Data for the task>
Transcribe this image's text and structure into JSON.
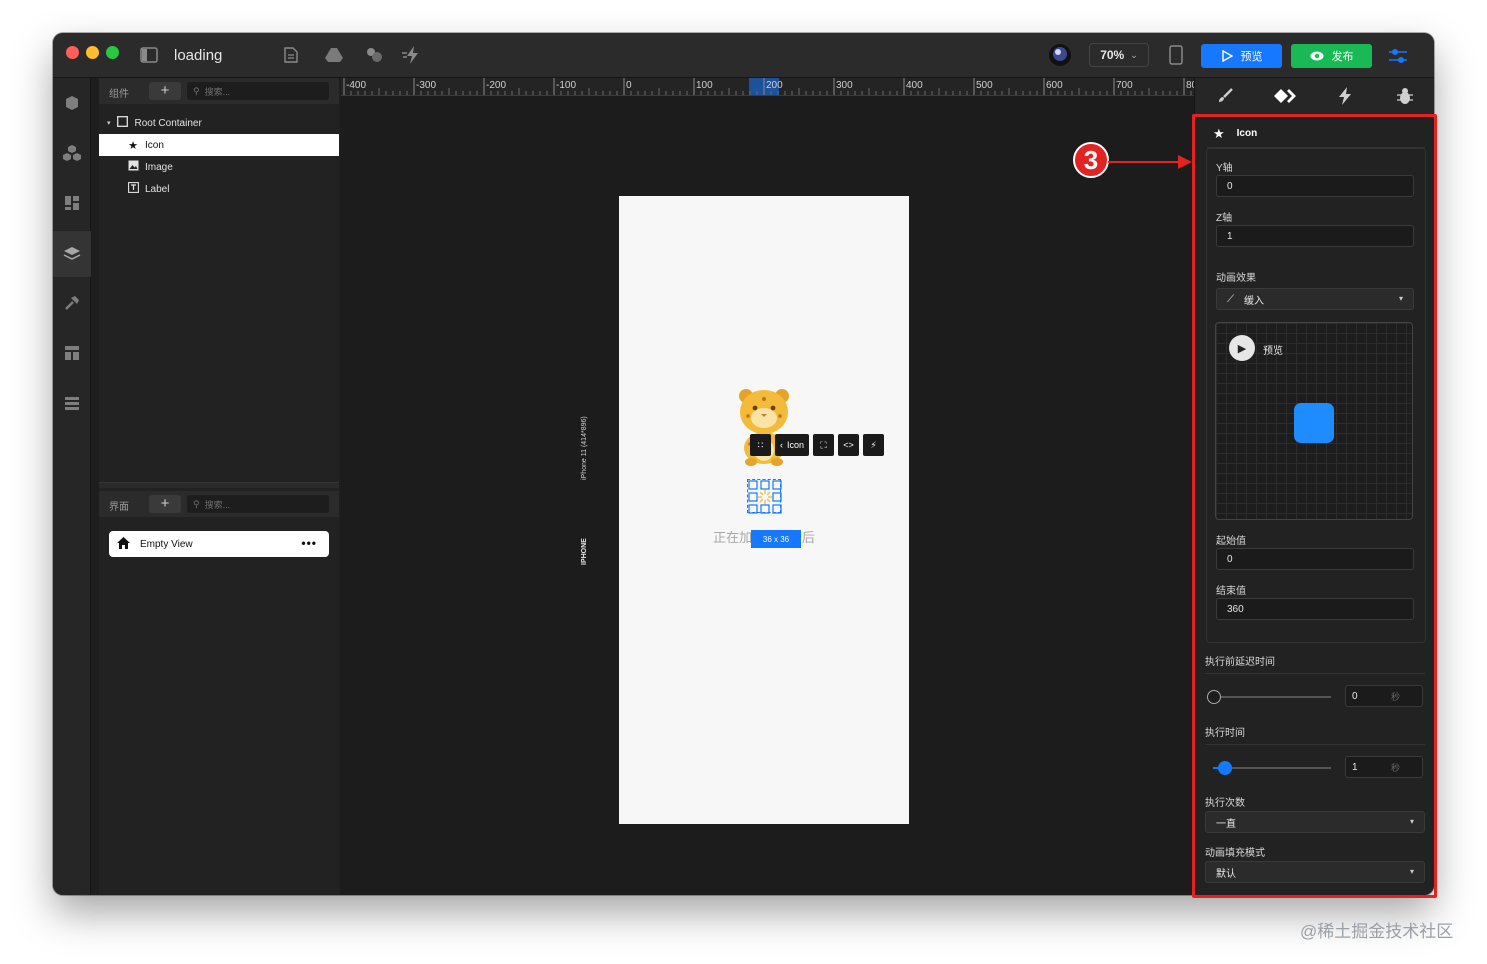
{
  "titlebar": {
    "title": "loading",
    "zoom": "70%",
    "preview_label": "预览",
    "publish_label": "发布"
  },
  "component_panel": {
    "label": "组件",
    "search_placeholder": "搜索...",
    "tree": {
      "root": "Root Container",
      "children": [
        "Icon",
        "Image",
        "Label"
      ]
    }
  },
  "view_panel": {
    "label": "界面",
    "search_placeholder": "搜索...",
    "view_name": "Empty View"
  },
  "ruler": {
    "labels": [
      "-400",
      "-300",
      "-200",
      "-100",
      "0",
      "100",
      "200",
      "300",
      "400",
      "500",
      "600",
      "700",
      "80"
    ]
  },
  "canvas": {
    "device_label": "iPhone 11 (414*896)",
    "device_type": "IPHONE",
    "float_toolbar_label": "Icon",
    "size_badge": "36 x 36",
    "loading_text": "正在加载...请稍后"
  },
  "inspector": {
    "component_name": "Icon",
    "y_label": "Y轴",
    "y_value": "0",
    "z_label": "Z轴",
    "z_value": "1",
    "animation_label": "动画效果",
    "animation_value": "缓入",
    "preview_label": "预览",
    "start_label": "起始值",
    "start_value": "0",
    "end_label": "结束值",
    "end_value": "360",
    "delay_label": "执行前延迟时间",
    "delay_value": "0",
    "delay_unit": "秒",
    "duration_label": "执行时间",
    "duration_value": "1",
    "duration_unit": "秒",
    "count_label": "执行次数",
    "count_value": "一直",
    "fill_label": "动画填充模式",
    "fill_value": "默认"
  },
  "annotation": {
    "number": "3",
    "color": "#e52222"
  },
  "watermark": "@稀土掘金技术社区",
  "colors": {
    "accent_blue": "#1677ff",
    "publish_green": "#19b955"
  }
}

To do> Quote the material in full and exactly; do not carry over its pictures.

Finished task>
Transcribe this image's text and structure into JSON.
{
  "titlebar": {
    "title": "loading",
    "zoom": "70%",
    "preview_label": "预览",
    "publish_label": "发布"
  },
  "component_panel": {
    "label": "组件",
    "search_placeholder": "搜索...",
    "tree": {
      "root": "Root Container",
      "children": [
        "Icon",
        "Image",
        "Label"
      ]
    }
  },
  "view_panel": {
    "label": "界面",
    "search_placeholder": "搜索...",
    "view_name": "Empty View"
  },
  "ruler": {
    "labels": [
      "-400",
      "-300",
      "-200",
      "-100",
      "0",
      "100",
      "200",
      "300",
      "400",
      "500",
      "600",
      "700",
      "80"
    ]
  },
  "canvas": {
    "device_label": "iPhone 11 (414*896)",
    "device_type": "IPHONE",
    "float_toolbar_label": "Icon",
    "size_badge": "36 x 36",
    "loading_text": "正在加载...请稍后"
  },
  "inspector": {
    "component_name": "Icon",
    "y_label": "Y轴",
    "y_value": "0",
    "z_label": "Z轴",
    "z_value": "1",
    "animation_label": "动画效果",
    "animation_value": "缓入",
    "preview_label": "预览",
    "start_label": "起始值",
    "start_value": "0",
    "end_label": "结束值",
    "end_value": "360",
    "delay_label": "执行前延迟时间",
    "delay_value": "0",
    "delay_unit": "秒",
    "duration_label": "执行时间",
    "duration_value": "1",
    "duration_unit": "秒",
    "count_label": "执行次数",
    "count_value": "一直",
    "fill_label": "动画填充模式",
    "fill_value": "默认"
  },
  "annotation": {
    "number": "3",
    "color": "#e52222"
  },
  "watermark": "@稀土掘金技术社区",
  "colors": {
    "accent_blue": "#1677ff",
    "publish_green": "#19b955"
  }
}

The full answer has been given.